#### Provided data ####

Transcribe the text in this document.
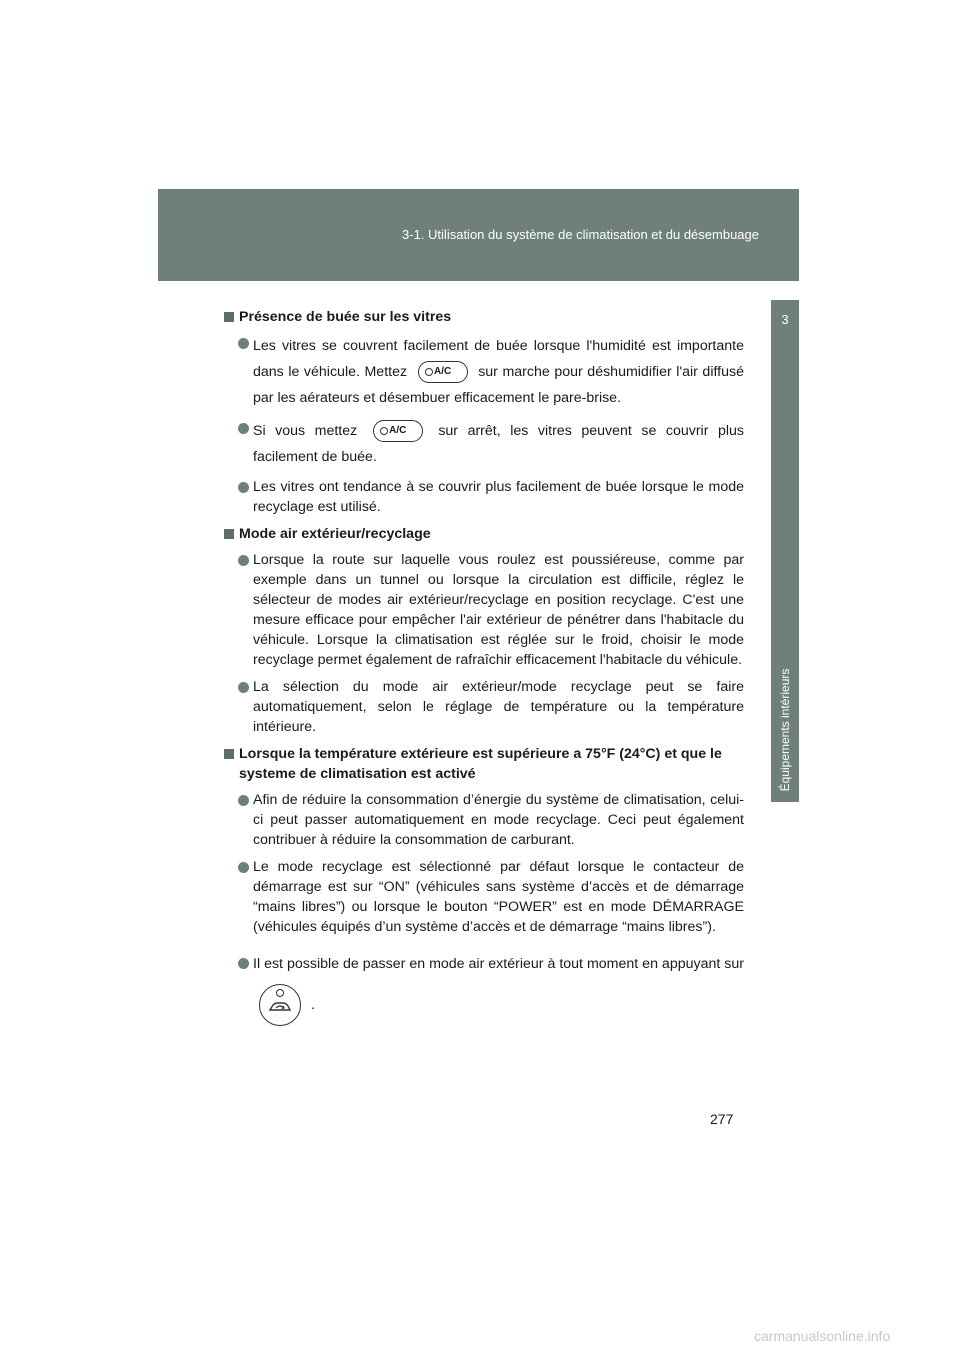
3-1. Utilisation du système de climatisation et du désembuage
3
Équipements intérieurs
Présence de buée sur les vitres
Les vitres se couvrent facilement de buée lorsque l'humidité est importante dans le véhicule. Mettez	A/C sur marche pour déshumidifier l'air diffusé par les aérateurs et désembuer efficacement le pare-brise.
Si vous mettez	A/C sur arrêt, les vitres peuvent se couvrir plus facilement de buée.
Les vitres ont tendance à se couvrir plus facilement de buée lorsque le mode recyclage est utilisé.
Mode air extérieur/recyclage
Lorsque la route sur laquelle vous roulez est poussiéreuse, comme par exemple dans un tunnel ou lorsque la circulation est difficile, réglez le sélecteur de modes air extérieur/recyclage en position recyclage. C'est une mesure efficace pour empêcher l'air extérieur de pénétrer dans l'habitacle du véhicule. Lorsque la climatisation est réglée sur le froid, choisir le mode recyclage permet également de rafraîchir efficacement l'habitacle du véhicule.
La sélection du mode air extérieur/mode recyclage peut se faire automatiquement, selon le réglage de température ou la température intérieure.
Lorsque la température extérieure est supérieure a 75°F (24°C) et que le systeme de climatisation est activé
Afin de réduire la consommation d’énergie du système de climatisation, celui-ci peut passer automatiquement en mode recyclage. Ceci peut également contribuer à réduire la consommation de carburant.
Le mode recyclage est sélectionné par défaut lorsque le contacteur de démarrage est sur “ON” (véhicules sans système d’accès et de démarrage “mains libres”) ou lorsque le bouton “POWER” est en mode DÉMARRAGE (véhicules équipés d’un système d’accès et de démarrage “mains libres”).
Il est possible de passer en mode air extérieur à tout moment en appuyant sur
.
277
carmanualsonline.info
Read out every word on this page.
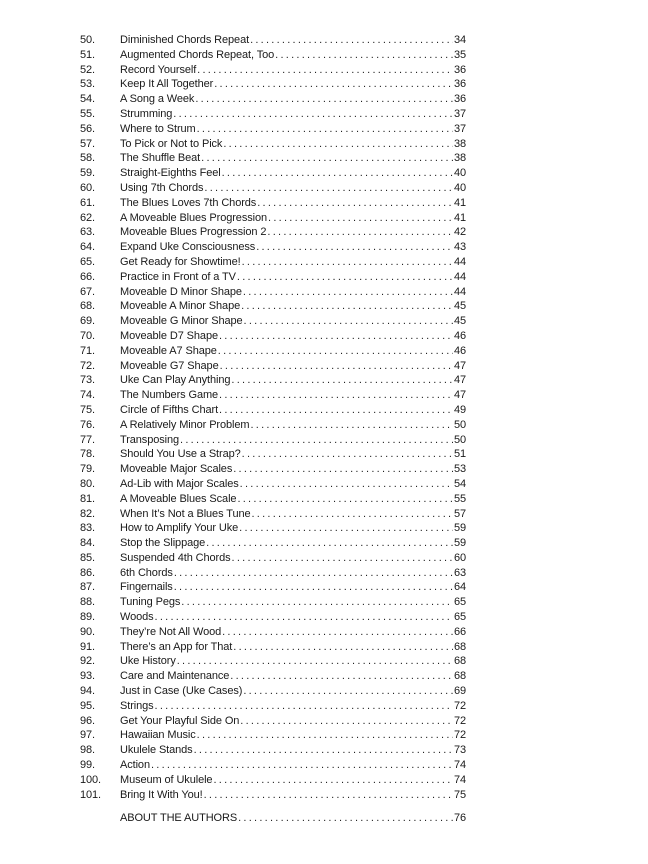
50.	Diminished Chords Repeat . . .	34
51.	Augmented Chords Repeat, Too . . .	35
52.	Record Yourself . . .	36
53.	Keep It All Together . . .	36
54.	A Song a Week . . .	36
55.	Strumming . . .	37
56.	Where to Strum . . .	37
57.	To Pick or Not to Pick . . .	38
58.	The Shuffle Beat . . .	38
59.	Straight-Eighths Feel . . .	40
60.	Using 7th Chords . . .	40
61.	The Blues Loves 7th Chords . . .	41
62.	A Moveable Blues Progression . . .	41
63.	Moveable Blues Progression 2 . . .	42
64.	Expand Uke Consciousness . . .	43
65.	Get Ready for Showtime! . . .	44
66.	Practice in Front of a TV . . .	44
67.	Moveable D Minor Shape . . .	44
68.	Moveable A Minor Shape . . .	45
69.	Moveable G Minor Shape . . .	45
70.	Moveable D7 Shape . . .	46
71.	Moveable A7 Shape . . .	46
72.	Moveable G7 Shape . . .	47
73.	Uke Can Play Anything . . .	47
74.	The Numbers Game . . .	47
75.	Circle of Fifths Chart . . .	49
76.	A Relatively Minor Problem . . .	50
77.	Transposing . . .	50
78.	Should You Use a Strap? . . .	51
79.	Moveable Major Scales . . .	53
80.	Ad-Lib with Major Scales . . .	54
81.	A Moveable Blues Scale . . .	55
82.	When It’s Not a Blues Tune . . .	57
83.	How to Amplify Your Uke . . .	59
84.	Stop the Slippage . . .	59
85.	Suspended 4th Chords . . .	60
86.	6th Chords . . .	63
87.	Fingernails . . .	64
88.	Tuning Pegs . . .	65
89.	Woods . . .	65
90.	They’re Not All Wood . . .	66
91.	There’s an App for That . . .	68
92.	Uke History . . .	68
93.	Care and Maintenance . . .	68
94.	Just in Case (Uke Cases) . . .	69
95.	Strings . . .	72
96.	Get Your Playful Side On . . .	72
97.	Hawaiian Music . . .	72
98.	Ukulele Stands . . .	73
99.	Action . . .	74
100.	Museum of Ukulele . . .	74
101.	Bring It With You! . . .	75
ABOUT THE AUTHORS . . .	76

####

> [Task description]
On how many lines does the word "Moveable" appear? Answer with only the number.

> [The output]
10